> STATED EXERCISE
Transcribe the listing verbatim. Do not carry over any pictures.

> Dataset listings of figures
══════════════════════════════

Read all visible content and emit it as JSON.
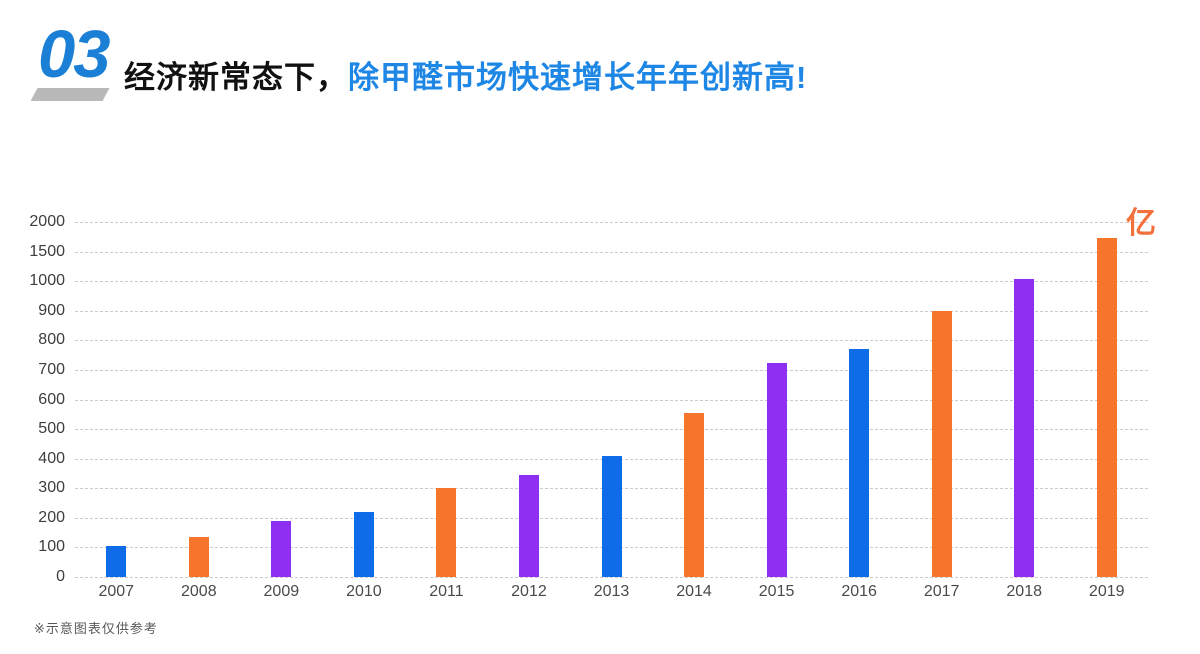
{
  "header": {
    "section_number": "03",
    "title_black": "经济新常态下，",
    "title_blue": "除甲醛市场快速增长年年创新高!"
  },
  "chart_data": {
    "type": "bar",
    "title": "",
    "xlabel": "",
    "ylabel": "",
    "unit_label": "亿",
    "categories": [
      "2007",
      "2008",
      "2009",
      "2010",
      "2011",
      "2012",
      "2013",
      "2014",
      "2015",
      "2016",
      "2017",
      "2018",
      "2019"
    ],
    "values": [
      105,
      135,
      190,
      220,
      300,
      345,
      410,
      555,
      725,
      770,
      900,
      1030,
      1730
    ],
    "bar_colors": [
      "#0e6ce9",
      "#f5762a",
      "#8e30f2",
      "#0e6ce9",
      "#f5762a",
      "#8e30f2",
      "#0e6ce9",
      "#f5762a",
      "#8e30f2",
      "#0e6ce9",
      "#f5762a",
      "#8e30f2",
      "#f5762a"
    ],
    "y_ticks": [
      0,
      100,
      200,
      300,
      400,
      500,
      600,
      700,
      800,
      900,
      1000,
      1500,
      2000
    ],
    "y_axis_scale": "piecewise-linear, equal spacing between consecutive ticks",
    "ylim": [
      0,
      2000
    ],
    "grid": "horizontal-dashed",
    "legend_position": "none"
  },
  "footer": {
    "note": "※示意图表仅供参考"
  },
  "colors": {
    "bar_blue": "#0e6ce9",
    "bar_orange": "#f5762a",
    "bar_purple": "#8e30f2",
    "section_number_blue": "#1b80d5",
    "title_blue": "#1e87e5",
    "title_black": "#111111",
    "unit_orange": "#f2703c",
    "gridline_gray": "#cbcbcb",
    "axis_text_gray": "#3d3d3d",
    "note_gray": "#595959"
  }
}
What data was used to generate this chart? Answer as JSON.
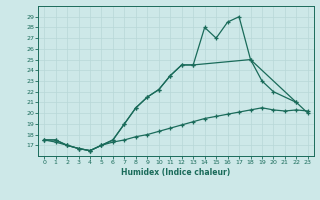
{
  "xlabel": "Humidex (Indice chaleur)",
  "bg_color": "#cde8e8",
  "grid_color": "#b0d0d0",
  "line_color": "#1a6b5a",
  "xlim": [
    -0.5,
    23.5
  ],
  "ylim": [
    16,
    30
  ],
  "yticks": [
    17,
    18,
    19,
    20,
    21,
    22,
    23,
    24,
    25,
    26,
    27,
    28,
    29
  ],
  "xticks": [
    0,
    1,
    2,
    3,
    4,
    5,
    6,
    7,
    8,
    9,
    10,
    11,
    12,
    13,
    14,
    15,
    16,
    17,
    18,
    19,
    20,
    21,
    22,
    23
  ],
  "line1_x": [
    0,
    1,
    2,
    3,
    4,
    5,
    6,
    7,
    8,
    9,
    10,
    11,
    12,
    13,
    14,
    15,
    16,
    17,
    18,
    22,
    23
  ],
  "line1_y": [
    17.5,
    17.5,
    17.0,
    16.7,
    16.5,
    17.0,
    17.5,
    19.0,
    20.5,
    21.5,
    22.2,
    23.5,
    24.5,
    24.5,
    28.0,
    27.0,
    28.5,
    29.0,
    25.0,
    21.0,
    20.0
  ],
  "line2_x": [
    0,
    1,
    2,
    3,
    4,
    5,
    6,
    7,
    8,
    9,
    10,
    11,
    12,
    13,
    18,
    19,
    20,
    22
  ],
  "line2_y": [
    17.5,
    17.5,
    17.0,
    16.7,
    16.5,
    17.0,
    17.5,
    19.0,
    20.5,
    21.5,
    22.2,
    23.5,
    24.5,
    24.5,
    25.0,
    23.0,
    22.0,
    21.0
  ],
  "line3_x": [
    0,
    1,
    2,
    3,
    4,
    5,
    6,
    7,
    8,
    9,
    10,
    11,
    12,
    13,
    14,
    15,
    16,
    17,
    18,
    19,
    20,
    21,
    22,
    23
  ],
  "line3_y": [
    17.5,
    17.3,
    17.0,
    16.7,
    16.5,
    17.0,
    17.3,
    17.5,
    17.8,
    18.0,
    18.3,
    18.6,
    18.9,
    19.2,
    19.5,
    19.7,
    19.9,
    20.1,
    20.3,
    20.5,
    20.3,
    20.2,
    20.3,
    20.2
  ]
}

══════════════════════════════

> SOLUTION FOR THIS PROBLEM
Read all visible content and emit it as JSON.
{
  "header": {
    "section_number": "03",
    "title_black": "经济新常态下，",
    "title_blue": "除甲醛市场快速增长年年创新高!"
  },
  "chart_data": {
    "type": "bar",
    "title": "",
    "xlabel": "",
    "ylabel": "",
    "unit_label": "亿",
    "categories": [
      "2007",
      "2008",
      "2009",
      "2010",
      "2011",
      "2012",
      "2013",
      "2014",
      "2015",
      "2016",
      "2017",
      "2018",
      "2019"
    ],
    "values": [
      105,
      135,
      190,
      220,
      300,
      345,
      410,
      555,
      725,
      770,
      900,
      1030,
      1730
    ],
    "bar_colors": [
      "#0e6ce9",
      "#f5762a",
      "#8e30f2",
      "#0e6ce9",
      "#f5762a",
      "#8e30f2",
      "#0e6ce9",
      "#f5762a",
      "#8e30f2",
      "#0e6ce9",
      "#f5762a",
      "#8e30f2",
      "#f5762a"
    ],
    "y_ticks": [
      0,
      100,
      200,
      300,
      400,
      500,
      600,
      700,
      800,
      900,
      1000,
      1500,
      2000
    ],
    "y_axis_scale": "piecewise-linear, equal spacing between consecutive ticks",
    "ylim": [
      0,
      2000
    ],
    "grid": "horizontal-dashed",
    "legend_position": "none"
  },
  "footer": {
    "note": "※示意图表仅供参考"
  },
  "colors": {
    "bar_blue": "#0e6ce9",
    "bar_orange": "#f5762a",
    "bar_purple": "#8e30f2",
    "section_number_blue": "#1b80d5",
    "title_blue": "#1e87e5",
    "title_black": "#111111",
    "unit_orange": "#f2703c",
    "gridline_gray": "#cbcbcb",
    "axis_text_gray": "#3d3d3d",
    "note_gray": "#595959"
  }
}
What data was used to generate this chart? Answer as JSON.
{
  "xlabel": "Humidex (Indice chaleur)",
  "bg_color": "#cde8e8",
  "grid_color": "#b0d0d0",
  "line_color": "#1a6b5a",
  "xlim": [
    -0.5,
    23.5
  ],
  "ylim": [
    16,
    30
  ],
  "yticks": [
    17,
    18,
    19,
    20,
    21,
    22,
    23,
    24,
    25,
    26,
    27,
    28,
    29
  ],
  "xticks": [
    0,
    1,
    2,
    3,
    4,
    5,
    6,
    7,
    8,
    9,
    10,
    11,
    12,
    13,
    14,
    15,
    16,
    17,
    18,
    19,
    20,
    21,
    22,
    23
  ],
  "line1_x": [
    0,
    1,
    2,
    3,
    4,
    5,
    6,
    7,
    8,
    9,
    10,
    11,
    12,
    13,
    14,
    15,
    16,
    17,
    18,
    22,
    23
  ],
  "line1_y": [
    17.5,
    17.5,
    17.0,
    16.7,
    16.5,
    17.0,
    17.5,
    19.0,
    20.5,
    21.5,
    22.2,
    23.5,
    24.5,
    24.5,
    28.0,
    27.0,
    28.5,
    29.0,
    25.0,
    21.0,
    20.0
  ],
  "line2_x": [
    0,
    1,
    2,
    3,
    4,
    5,
    6,
    7,
    8,
    9,
    10,
    11,
    12,
    13,
    18,
    19,
    20,
    22
  ],
  "line2_y": [
    17.5,
    17.5,
    17.0,
    16.7,
    16.5,
    17.0,
    17.5,
    19.0,
    20.5,
    21.5,
    22.2,
    23.5,
    24.5,
    24.5,
    25.0,
    23.0,
    22.0,
    21.0
  ],
  "line3_x": [
    0,
    1,
    2,
    3,
    4,
    5,
    6,
    7,
    8,
    9,
    10,
    11,
    12,
    13,
    14,
    15,
    16,
    17,
    18,
    19,
    20,
    21,
    22,
    23
  ],
  "line3_y": [
    17.5,
    17.3,
    17.0,
    16.7,
    16.5,
    17.0,
    17.3,
    17.5,
    17.8,
    18.0,
    18.3,
    18.6,
    18.9,
    19.2,
    19.5,
    19.7,
    19.9,
    20.1,
    20.3,
    20.5,
    20.3,
    20.2,
    20.3,
    20.2
  ]
}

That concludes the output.